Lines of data

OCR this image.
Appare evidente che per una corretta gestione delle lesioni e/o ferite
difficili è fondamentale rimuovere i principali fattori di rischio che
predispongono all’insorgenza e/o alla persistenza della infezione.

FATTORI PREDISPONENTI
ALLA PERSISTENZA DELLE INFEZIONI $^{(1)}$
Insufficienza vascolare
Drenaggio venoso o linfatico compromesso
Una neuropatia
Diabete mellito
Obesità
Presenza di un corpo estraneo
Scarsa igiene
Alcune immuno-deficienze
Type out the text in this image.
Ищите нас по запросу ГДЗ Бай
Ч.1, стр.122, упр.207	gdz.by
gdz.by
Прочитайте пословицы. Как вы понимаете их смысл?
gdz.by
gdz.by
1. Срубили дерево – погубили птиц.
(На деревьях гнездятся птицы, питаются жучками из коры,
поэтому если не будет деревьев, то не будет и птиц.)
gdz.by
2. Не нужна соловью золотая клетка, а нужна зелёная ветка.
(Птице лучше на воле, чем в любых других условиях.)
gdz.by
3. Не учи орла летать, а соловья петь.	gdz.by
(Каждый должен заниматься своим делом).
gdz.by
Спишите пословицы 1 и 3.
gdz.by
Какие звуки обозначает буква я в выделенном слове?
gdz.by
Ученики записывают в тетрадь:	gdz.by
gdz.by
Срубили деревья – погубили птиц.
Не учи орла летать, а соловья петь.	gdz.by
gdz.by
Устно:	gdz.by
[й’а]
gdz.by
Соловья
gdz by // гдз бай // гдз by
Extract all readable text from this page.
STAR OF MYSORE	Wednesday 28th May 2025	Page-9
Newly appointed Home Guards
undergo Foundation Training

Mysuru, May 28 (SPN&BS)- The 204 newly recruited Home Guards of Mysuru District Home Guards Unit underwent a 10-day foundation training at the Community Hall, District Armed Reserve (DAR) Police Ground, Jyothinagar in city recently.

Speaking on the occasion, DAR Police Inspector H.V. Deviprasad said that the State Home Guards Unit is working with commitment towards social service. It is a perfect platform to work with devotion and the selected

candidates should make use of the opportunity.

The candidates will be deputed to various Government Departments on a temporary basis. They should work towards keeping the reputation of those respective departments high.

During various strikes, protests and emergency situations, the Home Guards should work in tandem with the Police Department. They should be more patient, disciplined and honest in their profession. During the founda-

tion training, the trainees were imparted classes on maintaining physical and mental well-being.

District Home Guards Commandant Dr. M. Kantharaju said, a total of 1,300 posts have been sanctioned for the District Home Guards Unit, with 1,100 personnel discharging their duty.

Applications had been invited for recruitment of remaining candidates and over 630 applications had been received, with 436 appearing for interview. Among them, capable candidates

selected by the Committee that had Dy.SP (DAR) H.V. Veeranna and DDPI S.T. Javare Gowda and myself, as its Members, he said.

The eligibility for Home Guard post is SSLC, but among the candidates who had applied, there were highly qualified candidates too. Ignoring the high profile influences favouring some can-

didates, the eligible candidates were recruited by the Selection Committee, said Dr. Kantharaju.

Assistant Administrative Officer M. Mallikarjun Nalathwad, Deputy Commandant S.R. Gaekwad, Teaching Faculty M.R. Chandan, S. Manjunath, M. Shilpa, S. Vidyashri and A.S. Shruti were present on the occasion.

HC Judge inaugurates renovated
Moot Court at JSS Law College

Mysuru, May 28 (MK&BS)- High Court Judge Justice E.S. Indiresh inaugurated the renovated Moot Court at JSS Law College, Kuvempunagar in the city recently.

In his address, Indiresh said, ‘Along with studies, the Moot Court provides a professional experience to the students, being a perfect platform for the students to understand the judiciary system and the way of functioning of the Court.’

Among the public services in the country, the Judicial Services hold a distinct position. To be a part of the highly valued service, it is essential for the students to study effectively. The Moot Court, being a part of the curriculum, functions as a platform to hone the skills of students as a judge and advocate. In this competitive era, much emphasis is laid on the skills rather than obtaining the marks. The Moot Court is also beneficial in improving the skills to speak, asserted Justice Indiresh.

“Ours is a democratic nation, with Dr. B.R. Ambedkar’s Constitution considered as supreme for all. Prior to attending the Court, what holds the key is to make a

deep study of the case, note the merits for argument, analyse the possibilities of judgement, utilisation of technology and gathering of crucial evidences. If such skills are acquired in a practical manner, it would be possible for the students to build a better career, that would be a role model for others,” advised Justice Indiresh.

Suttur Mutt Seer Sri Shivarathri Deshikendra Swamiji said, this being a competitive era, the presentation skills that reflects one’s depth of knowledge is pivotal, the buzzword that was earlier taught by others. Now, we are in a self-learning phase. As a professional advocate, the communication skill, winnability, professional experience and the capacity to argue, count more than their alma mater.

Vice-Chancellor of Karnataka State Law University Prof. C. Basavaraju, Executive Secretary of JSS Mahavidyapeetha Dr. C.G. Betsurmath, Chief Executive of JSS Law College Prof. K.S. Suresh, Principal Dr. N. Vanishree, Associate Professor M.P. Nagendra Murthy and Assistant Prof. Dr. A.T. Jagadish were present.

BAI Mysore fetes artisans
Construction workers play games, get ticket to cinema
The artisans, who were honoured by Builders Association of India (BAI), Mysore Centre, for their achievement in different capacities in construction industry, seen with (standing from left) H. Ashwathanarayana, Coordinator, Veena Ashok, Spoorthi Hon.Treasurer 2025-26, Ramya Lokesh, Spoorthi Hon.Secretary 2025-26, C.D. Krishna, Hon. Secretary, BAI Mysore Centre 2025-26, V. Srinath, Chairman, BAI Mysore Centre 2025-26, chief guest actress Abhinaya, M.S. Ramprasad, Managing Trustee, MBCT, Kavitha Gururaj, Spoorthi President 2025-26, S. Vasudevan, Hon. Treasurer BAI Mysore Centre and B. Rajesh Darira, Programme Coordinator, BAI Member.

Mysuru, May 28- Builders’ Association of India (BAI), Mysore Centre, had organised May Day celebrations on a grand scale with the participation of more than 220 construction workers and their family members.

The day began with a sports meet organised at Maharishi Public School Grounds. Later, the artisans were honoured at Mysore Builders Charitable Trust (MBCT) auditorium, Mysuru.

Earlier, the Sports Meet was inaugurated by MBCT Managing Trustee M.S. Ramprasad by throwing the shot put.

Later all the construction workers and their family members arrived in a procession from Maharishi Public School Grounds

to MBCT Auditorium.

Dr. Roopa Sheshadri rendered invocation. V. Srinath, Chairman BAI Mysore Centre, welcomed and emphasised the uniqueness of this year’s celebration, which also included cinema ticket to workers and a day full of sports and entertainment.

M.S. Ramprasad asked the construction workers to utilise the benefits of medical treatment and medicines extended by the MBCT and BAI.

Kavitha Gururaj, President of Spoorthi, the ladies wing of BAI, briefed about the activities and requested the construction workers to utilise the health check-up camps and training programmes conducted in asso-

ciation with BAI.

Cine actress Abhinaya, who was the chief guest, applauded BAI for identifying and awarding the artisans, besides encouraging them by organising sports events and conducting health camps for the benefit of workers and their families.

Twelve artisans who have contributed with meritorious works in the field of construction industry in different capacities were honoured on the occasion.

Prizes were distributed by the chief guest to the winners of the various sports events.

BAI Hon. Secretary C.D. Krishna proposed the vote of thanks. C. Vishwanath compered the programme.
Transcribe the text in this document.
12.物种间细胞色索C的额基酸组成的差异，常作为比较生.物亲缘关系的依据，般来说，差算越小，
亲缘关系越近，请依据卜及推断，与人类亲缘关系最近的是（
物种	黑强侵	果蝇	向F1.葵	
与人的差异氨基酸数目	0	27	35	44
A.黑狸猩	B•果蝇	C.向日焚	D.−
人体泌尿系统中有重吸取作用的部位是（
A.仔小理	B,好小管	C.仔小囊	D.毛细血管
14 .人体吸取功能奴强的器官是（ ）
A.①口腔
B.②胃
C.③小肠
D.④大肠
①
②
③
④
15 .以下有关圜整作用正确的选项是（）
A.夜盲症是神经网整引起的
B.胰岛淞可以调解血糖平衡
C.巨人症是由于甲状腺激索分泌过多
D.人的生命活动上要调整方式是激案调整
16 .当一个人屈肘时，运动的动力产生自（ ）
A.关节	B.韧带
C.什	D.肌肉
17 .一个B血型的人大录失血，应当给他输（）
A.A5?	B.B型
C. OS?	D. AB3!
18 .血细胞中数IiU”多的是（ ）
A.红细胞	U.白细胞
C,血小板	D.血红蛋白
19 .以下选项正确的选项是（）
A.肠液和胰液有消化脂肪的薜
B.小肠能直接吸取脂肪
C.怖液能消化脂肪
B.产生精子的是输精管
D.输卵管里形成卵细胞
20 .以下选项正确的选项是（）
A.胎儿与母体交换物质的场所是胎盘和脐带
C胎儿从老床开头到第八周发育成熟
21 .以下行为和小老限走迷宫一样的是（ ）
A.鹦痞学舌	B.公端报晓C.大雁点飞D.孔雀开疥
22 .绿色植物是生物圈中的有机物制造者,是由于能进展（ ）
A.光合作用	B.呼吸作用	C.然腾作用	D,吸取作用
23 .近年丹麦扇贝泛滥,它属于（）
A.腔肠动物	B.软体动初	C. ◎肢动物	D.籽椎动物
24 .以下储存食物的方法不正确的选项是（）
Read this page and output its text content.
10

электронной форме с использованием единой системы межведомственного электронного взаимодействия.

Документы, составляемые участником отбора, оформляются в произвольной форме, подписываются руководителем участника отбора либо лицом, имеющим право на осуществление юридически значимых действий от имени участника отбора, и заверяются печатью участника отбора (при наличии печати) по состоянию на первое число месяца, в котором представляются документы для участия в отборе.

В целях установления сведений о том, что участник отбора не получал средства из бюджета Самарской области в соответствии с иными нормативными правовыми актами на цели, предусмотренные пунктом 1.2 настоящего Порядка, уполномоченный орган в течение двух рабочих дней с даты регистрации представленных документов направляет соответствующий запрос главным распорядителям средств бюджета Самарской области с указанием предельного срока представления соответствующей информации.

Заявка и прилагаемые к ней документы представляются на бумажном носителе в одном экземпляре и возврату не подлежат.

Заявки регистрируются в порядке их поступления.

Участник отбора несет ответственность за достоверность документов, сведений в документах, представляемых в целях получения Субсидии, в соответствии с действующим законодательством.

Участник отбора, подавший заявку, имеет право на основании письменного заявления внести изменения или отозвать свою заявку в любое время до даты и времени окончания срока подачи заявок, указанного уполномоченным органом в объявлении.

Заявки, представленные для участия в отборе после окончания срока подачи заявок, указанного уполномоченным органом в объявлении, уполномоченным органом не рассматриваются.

Do this >> Each line in the entries above that includes the string "форме" should be extracted.

Expected answer >>
электронной форме с использованием единой системы межведомственного электронного взаимодействия.
Документы, составляемые участником отбора, оформляются в произвольной форме, подписываются руководителем участника отбора либо лицом, имеющим право на осуществление юридически значимых действий от имени участника отбора, и заверяются печатью участника отбора (при наличии печати) по состоянию на первое число месяца, в котором представляются документы для участия в отборе.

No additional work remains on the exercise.